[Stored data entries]

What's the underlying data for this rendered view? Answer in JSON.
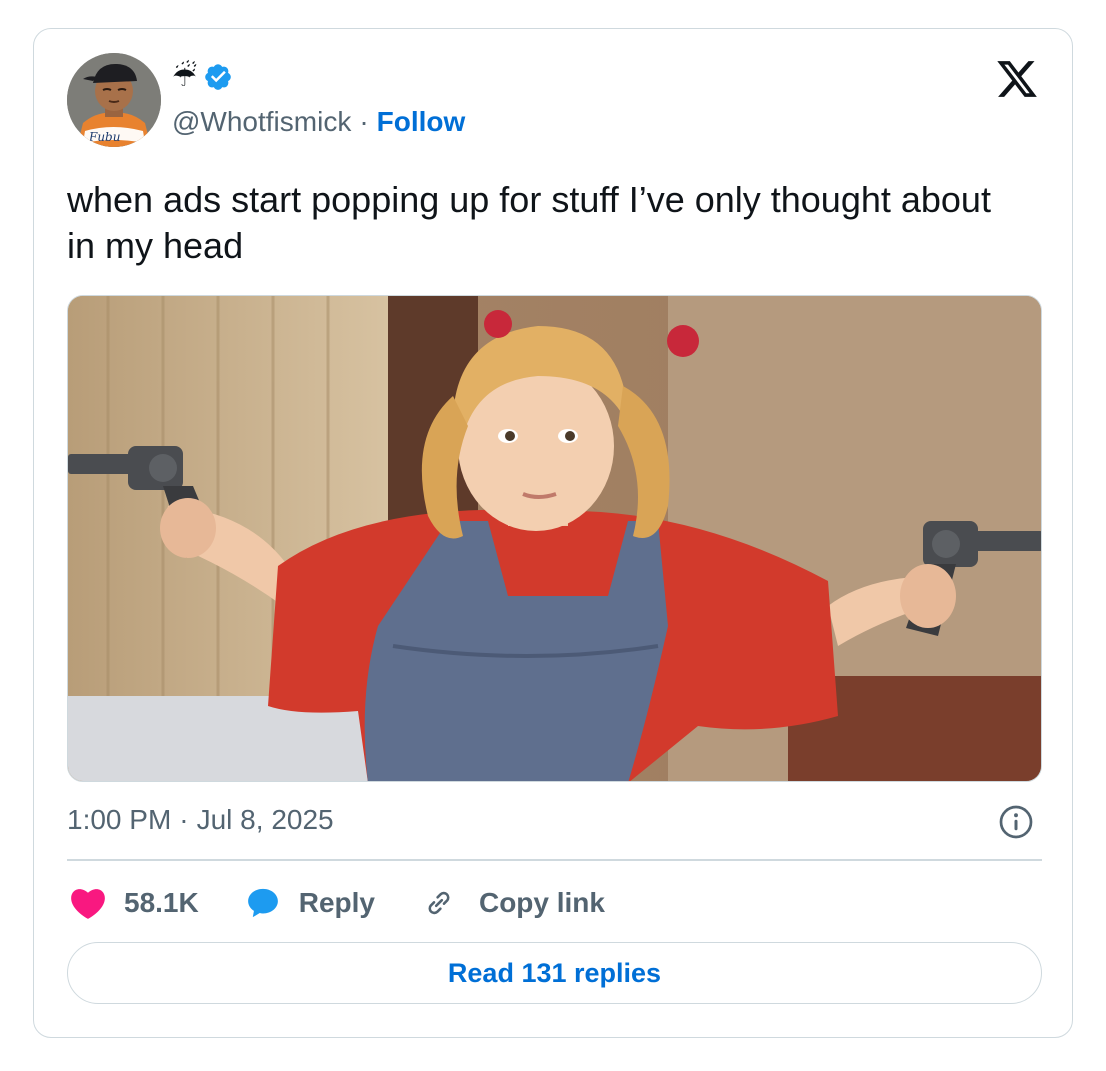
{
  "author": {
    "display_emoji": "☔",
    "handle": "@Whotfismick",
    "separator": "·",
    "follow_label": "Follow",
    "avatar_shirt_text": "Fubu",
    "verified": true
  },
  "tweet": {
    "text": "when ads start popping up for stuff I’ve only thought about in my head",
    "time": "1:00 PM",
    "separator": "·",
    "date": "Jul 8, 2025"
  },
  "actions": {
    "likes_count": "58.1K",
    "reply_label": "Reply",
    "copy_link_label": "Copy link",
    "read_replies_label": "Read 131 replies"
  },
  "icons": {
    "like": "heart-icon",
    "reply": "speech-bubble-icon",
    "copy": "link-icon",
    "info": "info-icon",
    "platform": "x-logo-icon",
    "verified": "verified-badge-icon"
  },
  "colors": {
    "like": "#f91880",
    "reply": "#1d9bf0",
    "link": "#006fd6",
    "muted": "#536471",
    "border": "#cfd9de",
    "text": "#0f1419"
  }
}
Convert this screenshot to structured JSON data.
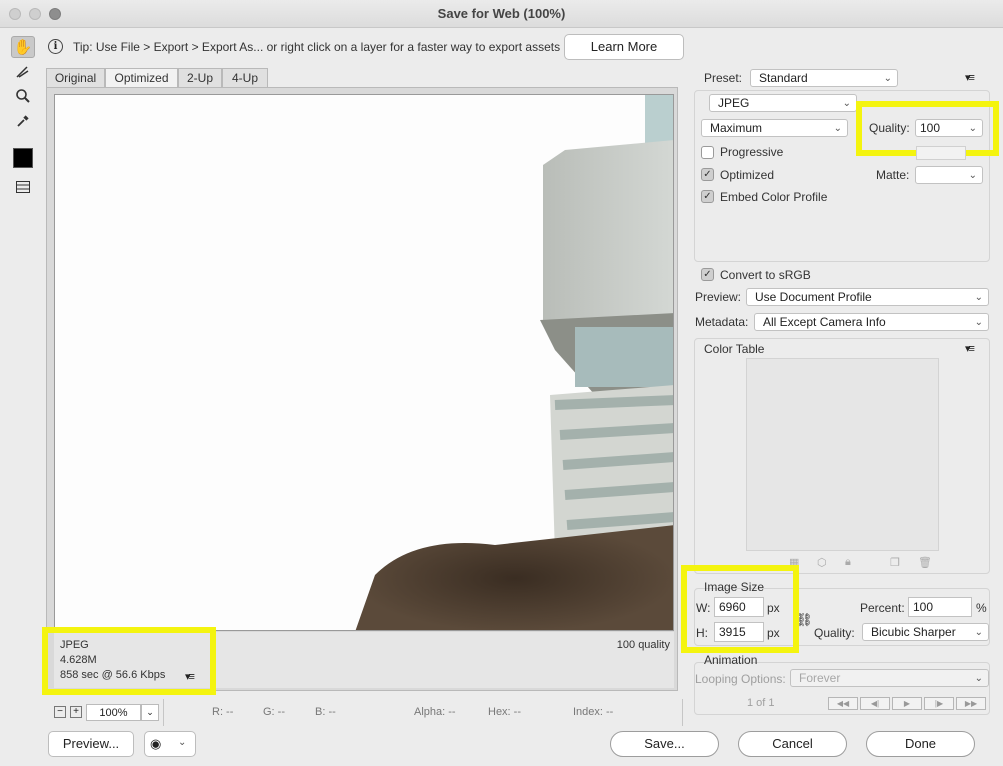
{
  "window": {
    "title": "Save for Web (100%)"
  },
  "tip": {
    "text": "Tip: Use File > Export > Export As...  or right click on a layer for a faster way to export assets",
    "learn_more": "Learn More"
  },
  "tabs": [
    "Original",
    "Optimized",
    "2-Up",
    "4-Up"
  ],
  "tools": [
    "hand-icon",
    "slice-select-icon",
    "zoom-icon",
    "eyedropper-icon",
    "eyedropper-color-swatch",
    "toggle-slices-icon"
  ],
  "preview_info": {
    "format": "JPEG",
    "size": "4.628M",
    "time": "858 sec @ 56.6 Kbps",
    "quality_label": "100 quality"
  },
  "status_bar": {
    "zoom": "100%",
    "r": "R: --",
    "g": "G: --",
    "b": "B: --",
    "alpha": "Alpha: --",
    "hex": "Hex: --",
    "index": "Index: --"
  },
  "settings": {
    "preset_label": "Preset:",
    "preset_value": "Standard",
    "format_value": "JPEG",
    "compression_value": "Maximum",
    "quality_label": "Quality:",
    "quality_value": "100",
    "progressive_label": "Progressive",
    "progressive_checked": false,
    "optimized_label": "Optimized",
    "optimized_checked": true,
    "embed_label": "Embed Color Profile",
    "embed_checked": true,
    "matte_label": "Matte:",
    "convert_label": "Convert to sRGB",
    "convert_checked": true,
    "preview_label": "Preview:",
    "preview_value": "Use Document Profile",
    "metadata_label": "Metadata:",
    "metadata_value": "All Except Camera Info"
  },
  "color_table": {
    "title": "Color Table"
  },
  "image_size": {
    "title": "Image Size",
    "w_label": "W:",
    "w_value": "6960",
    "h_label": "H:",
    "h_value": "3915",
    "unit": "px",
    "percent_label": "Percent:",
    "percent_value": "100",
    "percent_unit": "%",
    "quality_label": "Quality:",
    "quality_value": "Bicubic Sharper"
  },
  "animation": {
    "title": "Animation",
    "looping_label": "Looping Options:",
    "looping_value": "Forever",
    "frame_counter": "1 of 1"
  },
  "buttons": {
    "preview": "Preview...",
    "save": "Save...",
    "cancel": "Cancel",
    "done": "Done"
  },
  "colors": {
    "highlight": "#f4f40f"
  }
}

_Set task_: Copy all the data exactly as written, but skip any picture.

_Finished exercise_:
What's the underlying data for this rendered view? Answer in JSON.
{
  "author": {
    "display_emoji": "☔",
    "handle": "@Whotfismick",
    "separator": "·",
    "follow_label": "Follow",
    "avatar_shirt_text": "Fubu",
    "verified": true
  },
  "tweet": {
    "text": "when ads start popping up for stuff I’ve only thought about in my head",
    "time": "1:00 PM",
    "separator": "·",
    "date": "Jul 8, 2025"
  },
  "actions": {
    "likes_count": "58.1K",
    "reply_label": "Reply",
    "copy_link_label": "Copy link",
    "read_replies_label": "Read 131 replies"
  },
  "icons": {
    "like": "heart-icon",
    "reply": "speech-bubble-icon",
    "copy": "link-icon",
    "info": "info-icon",
    "platform": "x-logo-icon",
    "verified": "verified-badge-icon"
  },
  "colors": {
    "like": "#f91880",
    "reply": "#1d9bf0",
    "link": "#006fd6",
    "muted": "#536471",
    "border": "#cfd9de",
    "text": "#0f1419"
  }
}
Convert this screenshot to structured JSON data.
{
  "window": {
    "title": "Save for Web (100%)"
  },
  "tip": {
    "text": "Tip: Use File > Export > Export As...  or right click on a layer for a faster way to export assets",
    "learn_more": "Learn More"
  },
  "tabs": [
    "Original",
    "Optimized",
    "2-Up",
    "4-Up"
  ],
  "tools": [
    "hand-icon",
    "slice-select-icon",
    "zoom-icon",
    "eyedropper-icon",
    "eyedropper-color-swatch",
    "toggle-slices-icon"
  ],
  "preview_info": {
    "format": "JPEG",
    "size": "4.628M",
    "time": "858 sec @ 56.6 Kbps",
    "quality_label": "100 quality"
  },
  "status_bar": {
    "zoom": "100%",
    "r": "R: --",
    "g": "G: --",
    "b": "B: --",
    "alpha": "Alpha: --",
    "hex": "Hex: --",
    "index": "Index: --"
  },
  "settings": {
    "preset_label": "Preset:",
    "preset_value": "Standard",
    "format_value": "JPEG",
    "compression_value": "Maximum",
    "quality_label": "Quality:",
    "quality_value": "100",
    "progressive_label": "Progressive",
    "progressive_checked": false,
    "optimized_label": "Optimized",
    "optimized_checked": true,
    "embed_label": "Embed Color Profile",
    "embed_checked": true,
    "matte_label": "Matte:",
    "convert_label": "Convert to sRGB",
    "convert_checked": true,
    "preview_label": "Preview:",
    "preview_value": "Use Document Profile",
    "metadata_label": "Metadata:",
    "metadata_value": "All Except Camera Info"
  },
  "color_table": {
    "title": "Color Table"
  },
  "image_size": {
    "title": "Image Size",
    "w_label": "W:",
    "w_value": "6960",
    "h_label": "H:",
    "h_value": "3915",
    "unit": "px",
    "percent_label": "Percent:",
    "percent_value": "100",
    "percent_unit": "%",
    "quality_label": "Quality:",
    "quality_value": "Bicubic Sharper"
  },
  "animation": {
    "title": "Animation",
    "looping_label": "Looping Options:",
    "looping_value": "Forever",
    "frame_counter": "1 of 1"
  },
  "buttons": {
    "preview": "Preview...",
    "save": "Save...",
    "cancel": "Cancel",
    "done": "Done"
  },
  "colors": {
    "highlight": "#f4f40f"
  }
}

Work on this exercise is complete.